Work to do: Scan the material that follows. Copy every line containing the word "image".
##### Information supplied
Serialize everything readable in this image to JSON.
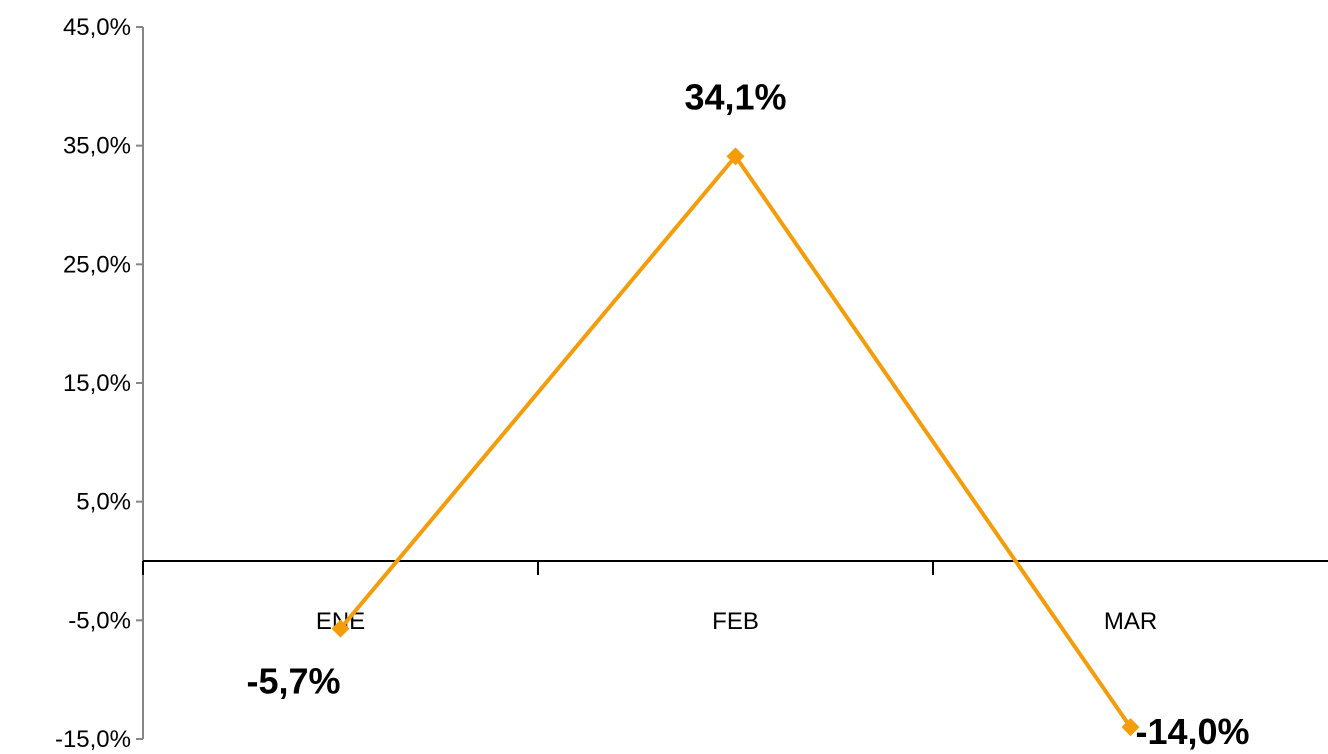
{
  "chart_data": {
    "type": "line",
    "title": "",
    "xlabel": "",
    "ylabel": "",
    "categories": [
      "ENE",
      "FEB",
      "MAR"
    ],
    "series": [
      {
        "values": [
          -5.7,
          34.1,
          -14.0
        ],
        "color": "#f59c0b",
        "marker": "diamond",
        "data_labels": [
          "-5,7%",
          "34,1%",
          "-14,0%"
        ]
      }
    ],
    "ylim": [
      -15,
      45
    ],
    "y_ticks": [
      45,
      35,
      25,
      15,
      5,
      -5,
      -15
    ],
    "y_tick_labels": [
      "45,0%",
      "35,0%",
      "25,0%",
      "15,0%",
      "5,0%",
      "-5,0%",
      "-15,0%"
    ],
    "grid": false,
    "legend": "none"
  }
}
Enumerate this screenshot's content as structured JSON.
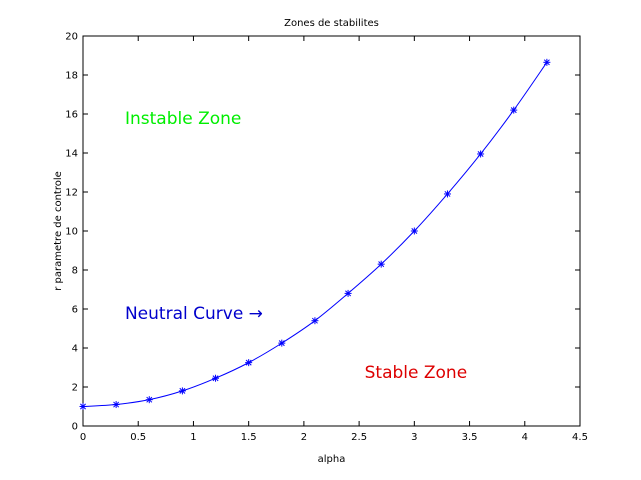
{
  "chart_data": {
    "type": "line",
    "title": "Zones de stabilites",
    "xlabel": "alpha",
    "ylabel": "r parametre de controle",
    "xlim": [
      0,
      4.5
    ],
    "ylim": [
      0,
      20
    ],
    "x_ticks": [
      "0",
      "0.5",
      "1",
      "1.5",
      "2",
      "2.5",
      "3",
      "3.5",
      "4",
      "4.5"
    ],
    "y_ticks": [
      "0",
      "2",
      "4",
      "6",
      "8",
      "10",
      "12",
      "14",
      "16",
      "18",
      "20"
    ],
    "grid": false,
    "series": [
      {
        "color": "#0000ff",
        "marker": "asterisk",
        "x": [
          0,
          0.3,
          0.6,
          0.9,
          1.2,
          1.5,
          1.8,
          2.1,
          2.4,
          2.7,
          3.0,
          3.3,
          3.6,
          3.9,
          4.2
        ],
        "y": [
          1.0,
          1.1,
          1.35,
          1.8,
          2.45,
          3.25,
          4.25,
          5.4,
          6.8,
          8.3,
          10.0,
          11.9,
          13.95,
          16.2,
          18.65
        ]
      }
    ],
    "annotations": [
      {
        "text": "Instable Zone",
        "color": "#00ee00",
        "x": 0.38,
        "y": 15.5
      },
      {
        "text": "Neutral Curve →",
        "color": "#0000cc",
        "x": 0.38,
        "y": 5.5
      },
      {
        "text": "Stable Zone",
        "color": "#dd0000",
        "x": 2.55,
        "y": 2.45
      }
    ]
  }
}
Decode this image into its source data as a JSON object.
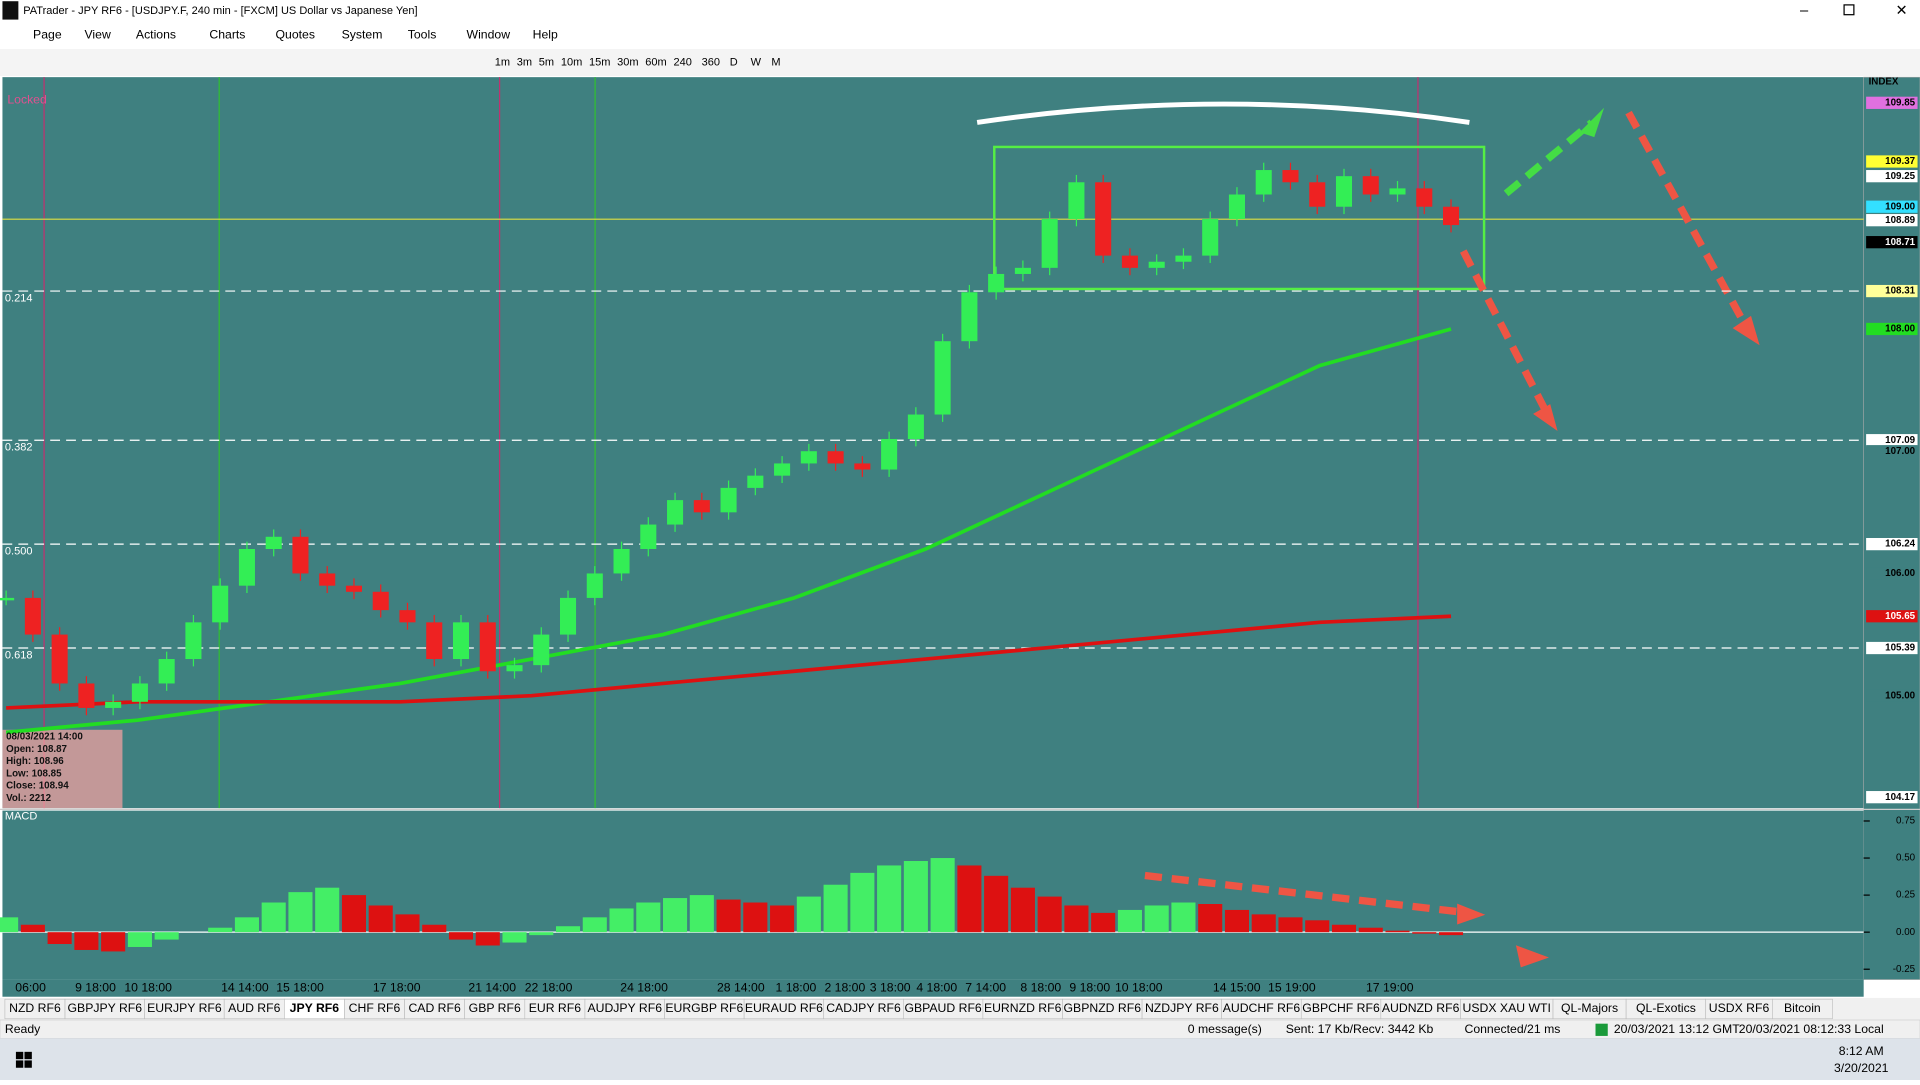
{
  "window": {
    "title": "PATrader - JPY RF6 - [USDJPY.F, 240 min - [FXCM] US Dollar vs Japanese Yen]",
    "menu": [
      "Page",
      "View",
      "Actions",
      "Charts",
      "Quotes",
      "System",
      "Tools",
      "Window",
      "Help"
    ],
    "timeframes": [
      "1m",
      "3m",
      "5m",
      "10m",
      "15m",
      "30m",
      "60m",
      "240",
      "360",
      "D",
      "W",
      "M"
    ]
  },
  "chart_data": {
    "type": "candlestick",
    "ylim": [
      104.08,
      110.06
    ],
    "locked": "Locked",
    "closes": [
      105.8,
      105.5,
      105.1,
      104.9,
      104.95,
      105.1,
      105.3,
      105.6,
      105.9,
      106.2,
      106.3,
      106.0,
      105.9,
      105.85,
      105.7,
      105.6,
      105.3,
      105.6,
      105.2,
      105.25,
      105.5,
      105.8,
      106.0,
      106.2,
      106.4,
      106.6,
      106.5,
      106.7,
      106.8,
      106.9,
      107.0,
      106.9,
      106.85,
      107.1,
      107.3,
      107.9,
      108.3,
      108.45,
      108.5,
      108.9,
      109.2,
      108.6,
      108.5,
      108.55,
      108.6,
      108.9,
      109.1,
      109.3,
      109.2,
      109.0,
      109.25,
      109.1,
      109.15,
      109.0,
      108.85
    ],
    "ma_fast": {
      "color": "#22dd22",
      "values": [
        104.7,
        104.8,
        104.95,
        105.1,
        105.3,
        105.5,
        105.8,
        106.2,
        106.7,
        107.2,
        107.7,
        108.0
      ]
    },
    "ma_slow": {
      "color": "#dd1111",
      "values": [
        104.9,
        104.95,
        104.95,
        104.95,
        105.0,
        105.1,
        105.2,
        105.3,
        105.4,
        105.5,
        105.6,
        105.65
      ]
    },
    "price_labels": [
      {
        "value": 109.85,
        "label": "109.85",
        "bg": "#e070e0"
      },
      {
        "value": 109.37,
        "label": "109.37",
        "bg": "#ffff33"
      },
      {
        "value": 109.25,
        "label": "109.25",
        "bg": "#ffffff"
      },
      {
        "value": 109.0,
        "label": "109.00",
        "bg": "#33e0ff"
      },
      {
        "value": 108.89,
        "label": "108.89",
        "bg": "#ffffff"
      },
      {
        "value": 108.71,
        "label": "108.71",
        "bg": "#000000"
      },
      {
        "value": 108.31,
        "label": "108.31",
        "bg": "#ffff99"
      },
      {
        "value": 108.0,
        "label": "108.00",
        "bg": "#22dd22"
      },
      {
        "value": 107.09,
        "label": "107.09",
        "bg": "#ffffff"
      },
      {
        "value": 107.0,
        "label": "107.00",
        "bg": "#3f8080"
      },
      {
        "value": 106.24,
        "label": "106.24",
        "bg": "#ffffff"
      },
      {
        "value": 106.0,
        "label": "106.00",
        "bg": "#3f8080"
      },
      {
        "value": 105.65,
        "label": "105.65",
        "bg": "#dd1111"
      },
      {
        "value": 105.39,
        "label": "105.39",
        "bg": "#ffffff"
      },
      {
        "value": 105.0,
        "label": "105.00",
        "bg": "#3f8080"
      },
      {
        "value": 104.17,
        "label": "104.17",
        "bg": "#ffffff"
      }
    ],
    "axis_title": "INDEX",
    "fib": [
      {
        "label": "0.214",
        "price": 108.31
      },
      {
        "label": "0.382",
        "price": 107.09
      },
      {
        "label": "0.500",
        "price": 106.24
      },
      {
        "label": "0.618",
        "price": 105.39
      }
    ],
    "info": [
      "08/03/2021 14:00",
      "Open: 108.87",
      "High: 108.96",
      "Low: 108.85",
      "Close: 108.94",
      "Vol.: 2212"
    ],
    "times": [
      "06:00",
      "9 18:00",
      "10 18:00",
      "14 14:00",
      "15 18:00",
      "17 18:00",
      "21 14:00",
      "22 18:00",
      "24 18:00",
      "28 14:00",
      "1 18:00",
      "2 18:00",
      "3 18:00",
      "4 18:00",
      "7 14:00",
      "8 18:00",
      "9 18:00",
      "10 18:00",
      "14 15:00",
      "15 19:00",
      "17 19:00"
    ],
    "macd": {
      "name": "MACD",
      "ylim": [
        -0.32,
        0.82
      ],
      "yticks": [
        0.75,
        {
          "value": 0.5,
          "label": "0.50"
        },
        0.25,
        {
          "value": 0,
          "label": "0.00"
        },
        -0.25
      ],
      "values": [
        0.1,
        0.05,
        -0.08,
        -0.12,
        -0.13,
        -0.1,
        -0.05,
        0.0,
        0.03,
        0.1,
        0.2,
        0.27,
        0.3,
        0.25,
        0.18,
        0.12,
        0.05,
        -0.05,
        -0.09,
        -0.07,
        -0.02,
        0.04,
        0.1,
        0.16,
        0.2,
        0.23,
        0.25,
        0.22,
        0.2,
        0.18,
        0.24,
        0.32,
        0.4,
        0.45,
        0.48,
        0.5,
        0.45,
        0.38,
        0.3,
        0.24,
        0.18,
        0.13,
        0.15,
        0.18,
        0.2,
        0.19,
        0.15,
        0.12,
        0.1,
        0.08,
        0.05,
        0.03,
        0.01,
        -0.01,
        -0.02
      ]
    }
  },
  "tabs": [
    "NZD RF6",
    "GBPJPY RF6",
    "EURJPY RF6",
    "AUD RF6",
    "JPY RF6",
    "CHF RF6",
    "CAD RF6",
    "GBP RF6",
    "EUR RF6",
    "AUDJPY RF6",
    "EURGBP RF6",
    "EURAUD RF6",
    "CADJPY RF6",
    "GBPAUD RF6",
    "EURNZD RF6",
    "GBPNZD RF6",
    "NZDJPY RF6",
    "AUDCHF RF6",
    "GBPCHF RF6",
    "AUDNZD RF6",
    "USDX XAU WTI",
    "QL-Majors",
    "QL-Exotics",
    "USDX RF6",
    "Bitcoin"
  ],
  "active_tab": "JPY RF6",
  "status": {
    "ready": "Ready",
    "messages": "0 message(s)",
    "traffic": "Sent: 17 Kb/Recv: 3442 Kb",
    "connection": "Connected/21 ms",
    "gmt": "20/03/2021 13:12 GMT",
    "local": "20/03/2021 08:12:33 Local"
  },
  "taskbar": {
    "time": "8:12 AM",
    "date": "3/20/2021"
  }
}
##########
Answer to the problem:
Serialize everything readable in this image to JSON.
Decode this image into its source data as a JSON object.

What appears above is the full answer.